§ **SHORT PROBLEM**:
Exactly as they appear, output all of the entries.

===== ENTRIES PROVIDED

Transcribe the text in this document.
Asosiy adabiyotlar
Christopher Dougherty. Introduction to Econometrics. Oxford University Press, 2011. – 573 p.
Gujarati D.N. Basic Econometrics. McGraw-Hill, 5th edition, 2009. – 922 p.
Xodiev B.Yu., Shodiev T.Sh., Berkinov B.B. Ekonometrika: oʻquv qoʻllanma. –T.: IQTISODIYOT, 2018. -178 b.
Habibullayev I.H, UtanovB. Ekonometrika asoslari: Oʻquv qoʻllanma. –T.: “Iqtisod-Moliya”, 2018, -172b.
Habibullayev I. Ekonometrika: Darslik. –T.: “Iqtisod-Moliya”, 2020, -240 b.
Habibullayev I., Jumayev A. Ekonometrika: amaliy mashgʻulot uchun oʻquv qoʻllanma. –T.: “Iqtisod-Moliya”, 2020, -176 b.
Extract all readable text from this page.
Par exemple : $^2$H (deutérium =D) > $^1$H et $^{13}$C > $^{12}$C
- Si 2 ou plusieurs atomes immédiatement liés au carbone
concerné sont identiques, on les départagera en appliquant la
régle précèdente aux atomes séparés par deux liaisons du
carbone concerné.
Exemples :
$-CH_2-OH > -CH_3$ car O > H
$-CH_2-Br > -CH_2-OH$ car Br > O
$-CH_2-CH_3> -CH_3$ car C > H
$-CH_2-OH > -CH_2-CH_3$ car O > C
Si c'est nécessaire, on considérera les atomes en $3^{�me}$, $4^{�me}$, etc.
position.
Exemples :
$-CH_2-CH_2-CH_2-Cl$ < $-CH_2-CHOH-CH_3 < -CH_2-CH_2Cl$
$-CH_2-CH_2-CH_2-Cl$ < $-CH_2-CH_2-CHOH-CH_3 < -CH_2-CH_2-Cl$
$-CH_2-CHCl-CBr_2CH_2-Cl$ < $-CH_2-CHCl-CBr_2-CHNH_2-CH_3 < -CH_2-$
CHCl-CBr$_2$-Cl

==========

§ **CORRECT RESULT**:
Transcribe the text in this document.
Asosiy adabiyotlar
Christopher Dougherty. Introduction to Econometrics. Oxford University Press, 2011. – 573 p.
Gujarati D.N. Basic Econometrics. McGraw-Hill, 5th edition, 2009. – 922 p.
Xodiev B.Yu., Shodiev T.Sh., Berkinov B.B. Ekonometrika: oʻquv qoʻllanma. –T.: IQTISODIYOT, 2018. -178 b.
Habibullayev I.H, UtanovB. Ekonometrika asoslari: Oʻquv qoʻllanma. –T.: “Iqtisod-Moliya”, 2018, -172b.
Habibullayev I. Ekonometrika: Darslik. –T.: “Iqtisod-Moliya”, 2020, -240 b.
Habibullayev I., Jumayev A. Ekonometrika: amaliy mashgʻulot uchun oʻquv qoʻllanma. –T.: “Iqtisod-Moliya”, 2020, -176 b.
Extract all readable text from this page.
Par exemple : $^2$H (deutérium =D) > $^1$H et $^{13}$C > $^{12}$C
- Si 2 ou plusieurs atomes immédiatement liés au carbone
concerné sont identiques, on les départagera en appliquant la
régle précèdente aux atomes séparés par deux liaisons du
carbone concerné.
Exemples :
$-CH_2-OH > -CH_3$ car O > H
$-CH_2-Br > -CH_2-OH$ car Br > O
$-CH_2-CH_3> -CH_3$ car C > H
$-CH_2-OH > -CH_2-CH_3$ car O > C
Si c'est nécessaire, on considérera les atomes en $3^{�me}$, $4^{�me}$, etc.
position.
Exemples :
$-CH_2-CH_2-CH_2-Cl$ < $-CH_2-CHOH-CH_3 < -CH_2-CH_2Cl$
$-CH_2-CH_2-CH_2-Cl$ < $-CH_2-CH_2-CHOH-CH_3 < -CH_2-CH_2-Cl$
$-CH_2-CHCl-CBr_2CH_2-Cl$ < $-CH_2-CHCl-CBr_2-CHNH_2-CH_3 < -CH_2-$
CHCl-CBr$_2$-Cl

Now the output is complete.